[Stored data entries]

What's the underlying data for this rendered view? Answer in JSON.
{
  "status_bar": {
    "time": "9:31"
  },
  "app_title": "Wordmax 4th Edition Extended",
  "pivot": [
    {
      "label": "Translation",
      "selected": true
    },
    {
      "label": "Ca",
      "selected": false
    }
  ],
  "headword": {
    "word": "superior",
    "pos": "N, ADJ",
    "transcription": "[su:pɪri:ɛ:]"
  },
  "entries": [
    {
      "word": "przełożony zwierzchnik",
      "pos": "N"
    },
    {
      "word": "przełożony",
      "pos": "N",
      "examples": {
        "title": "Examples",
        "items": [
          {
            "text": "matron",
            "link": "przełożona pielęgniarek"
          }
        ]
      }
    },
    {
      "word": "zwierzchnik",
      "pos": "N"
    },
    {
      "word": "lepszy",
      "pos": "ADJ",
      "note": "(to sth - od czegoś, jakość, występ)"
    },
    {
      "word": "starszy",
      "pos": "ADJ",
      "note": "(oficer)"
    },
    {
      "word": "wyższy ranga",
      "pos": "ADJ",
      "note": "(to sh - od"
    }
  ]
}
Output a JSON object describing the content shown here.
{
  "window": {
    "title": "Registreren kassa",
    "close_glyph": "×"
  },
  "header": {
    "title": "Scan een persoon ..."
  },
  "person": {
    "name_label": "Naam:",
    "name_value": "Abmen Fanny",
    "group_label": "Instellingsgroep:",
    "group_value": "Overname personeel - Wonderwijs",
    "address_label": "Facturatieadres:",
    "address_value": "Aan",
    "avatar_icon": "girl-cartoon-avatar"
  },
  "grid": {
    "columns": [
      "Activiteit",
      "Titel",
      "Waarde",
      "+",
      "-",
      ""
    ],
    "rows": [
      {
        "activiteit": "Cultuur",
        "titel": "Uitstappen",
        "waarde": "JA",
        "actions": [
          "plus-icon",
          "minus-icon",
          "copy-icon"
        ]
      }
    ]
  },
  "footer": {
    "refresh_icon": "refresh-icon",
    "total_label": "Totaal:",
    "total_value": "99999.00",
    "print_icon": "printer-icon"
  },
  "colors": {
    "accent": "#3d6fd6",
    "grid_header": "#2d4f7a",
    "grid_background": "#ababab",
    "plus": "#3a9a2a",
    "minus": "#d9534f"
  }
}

Task details: Output the listing above without altering a single character.

Written answer:
What's the underlying data for this rendered view? Answer in JSON.
{
  "status_bar": {
    "time": "9:31"
  },
  "app_title": "Wordmax 4th Edition Extended",
  "pivot": [
    {
      "label": "Translation",
      "selected": true
    },
    {
      "label": "Ca",
      "selected": false
    }
  ],
  "headword": {
    "word": "superior",
    "pos": "N, ADJ",
    "transcription": "[su:pɪri:ɛ:]"
  },
  "entries": [
    {
      "word": "przełożony zwierzchnik",
      "pos": "N"
    },
    {
      "word": "przełożony",
      "pos": "N",
      "examples": {
        "title": "Examples",
        "items": [
          {
            "text": "matron",
            "link": "przełożona pielęgniarek"
          }
        ]
      }
    },
    {
      "word": "zwierzchnik",
      "pos": "N"
    },
    {
      "word": "lepszy",
      "pos": "ADJ",
      "note": "(to sth - od czegoś, jakość, występ)"
    },
    {
      "word": "starszy",
      "pos": "ADJ",
      "note": "(oficer)"
    },
    {
      "word": "wyższy ranga",
      "pos": "ADJ",
      "note": "(to sh - od"
    }
  ]
}
Output a JSON object describing the content shown here.
{
  "window": {
    "title": "Registreren kassa",
    "close_glyph": "×"
  },
  "header": {
    "title": "Scan een persoon ..."
  },
  "person": {
    "name_label": "Naam:",
    "name_value": "Abmen Fanny",
    "group_label": "Instellingsgroep:",
    "group_value": "Overname personeel - Wonderwijs",
    "address_label": "Facturatieadres:",
    "address_value": "Aan",
    "avatar_icon": "girl-cartoon-avatar"
  },
  "grid": {
    "columns": [
      "Activiteit",
      "Titel",
      "Waarde",
      "+",
      "-",
      ""
    ],
    "rows": [
      {
        "activiteit": "Cultuur",
        "titel": "Uitstappen",
        "waarde": "JA",
        "actions": [
          "plus-icon",
          "minus-icon",
          "copy-icon"
        ]
      }
    ]
  },
  "footer": {
    "refresh_icon": "refresh-icon",
    "total_label": "Totaal:",
    "total_value": "99999.00",
    "print_icon": "printer-icon"
  },
  "colors": {
    "accent": "#3d6fd6",
    "grid_header": "#2d4f7a",
    "grid_background": "#ababab",
    "plus": "#3a9a2a",
    "minus": "#d9534f"
  }
}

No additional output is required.